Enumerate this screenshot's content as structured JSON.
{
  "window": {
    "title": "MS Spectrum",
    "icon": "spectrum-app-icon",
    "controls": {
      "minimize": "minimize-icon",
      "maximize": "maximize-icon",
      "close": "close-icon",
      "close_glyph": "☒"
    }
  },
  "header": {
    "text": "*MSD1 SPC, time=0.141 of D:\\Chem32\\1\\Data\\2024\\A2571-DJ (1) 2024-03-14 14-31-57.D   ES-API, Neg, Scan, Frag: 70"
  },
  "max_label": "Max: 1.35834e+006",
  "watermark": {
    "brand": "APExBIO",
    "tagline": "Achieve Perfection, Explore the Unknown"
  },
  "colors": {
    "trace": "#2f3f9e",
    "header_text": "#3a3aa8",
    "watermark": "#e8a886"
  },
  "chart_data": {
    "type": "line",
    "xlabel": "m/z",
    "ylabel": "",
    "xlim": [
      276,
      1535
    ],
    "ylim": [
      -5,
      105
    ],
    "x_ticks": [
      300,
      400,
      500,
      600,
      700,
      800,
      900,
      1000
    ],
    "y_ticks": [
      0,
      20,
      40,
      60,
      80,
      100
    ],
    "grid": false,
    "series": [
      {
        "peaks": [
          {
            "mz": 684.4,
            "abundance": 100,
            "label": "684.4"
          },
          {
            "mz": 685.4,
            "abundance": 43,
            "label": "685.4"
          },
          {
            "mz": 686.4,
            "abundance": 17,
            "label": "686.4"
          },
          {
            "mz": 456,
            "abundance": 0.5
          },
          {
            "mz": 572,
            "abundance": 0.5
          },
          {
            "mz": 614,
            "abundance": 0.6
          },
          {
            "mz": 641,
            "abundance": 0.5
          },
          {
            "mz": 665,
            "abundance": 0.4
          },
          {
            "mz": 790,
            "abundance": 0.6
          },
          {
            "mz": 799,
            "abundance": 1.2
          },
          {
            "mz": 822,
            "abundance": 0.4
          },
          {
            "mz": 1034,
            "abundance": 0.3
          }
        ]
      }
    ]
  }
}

::::::::::

**Problem statement:**
Nothing should be changed: write out all of the data as is.

**Output of the task:**
Enumerate this screenshot's content as structured JSON.
{
  "window": {
    "title": "MS Spectrum",
    "icon": "spectrum-app-icon",
    "controls": {
      "minimize": "minimize-icon",
      "maximize": "maximize-icon",
      "close": "close-icon",
      "close_glyph": "☒"
    }
  },
  "header": {
    "text": "*MSD1 SPC, time=0.141 of D:\\Chem32\\1\\Data\\2024\\A2571-DJ (1) 2024-03-14 14-31-57.D   ES-API, Neg, Scan, Frag: 70"
  },
  "max_label": "Max: 1.35834e+006",
  "watermark": {
    "brand": "APExBIO",
    "tagline": "Achieve Perfection, Explore the Unknown"
  },
  "colors": {
    "trace": "#2f3f9e",
    "header_text": "#3a3aa8",
    "watermark": "#e8a886"
  },
  "chart_data": {
    "type": "line",
    "xlabel": "m/z",
    "ylabel": "",
    "xlim": [
      276,
      1535
    ],
    "ylim": [
      -5,
      105
    ],
    "x_ticks": [
      300,
      400,
      500,
      600,
      700,
      800,
      900,
      1000
    ],
    "y_ticks": [
      0,
      20,
      40,
      60,
      80,
      100
    ],
    "grid": false,
    "series": [
      {
        "peaks": [
          {
            "mz": 684.4,
            "abundance": 100,
            "label": "684.4"
          },
          {
            "mz": 685.4,
            "abundance": 43,
            "label": "685.4"
          },
          {
            "mz": 686.4,
            "abundance": 17,
            "label": "686.4"
          },
          {
            "mz": 456,
            "abundance": 0.5
          },
          {
            "mz": 572,
            "abundance": 0.5
          },
          {
            "mz": 614,
            "abundance": 0.6
          },
          {
            "mz": 641,
            "abundance": 0.5
          },
          {
            "mz": 665,
            "abundance": 0.4
          },
          {
            "mz": 790,
            "abundance": 0.6
          },
          {
            "mz": 799,
            "abundance": 1.2
          },
          {
            "mz": 822,
            "abundance": 0.4
          },
          {
            "mz": 1034,
            "abundance": 0.3
          }
        ]
      }
    ]
  }
}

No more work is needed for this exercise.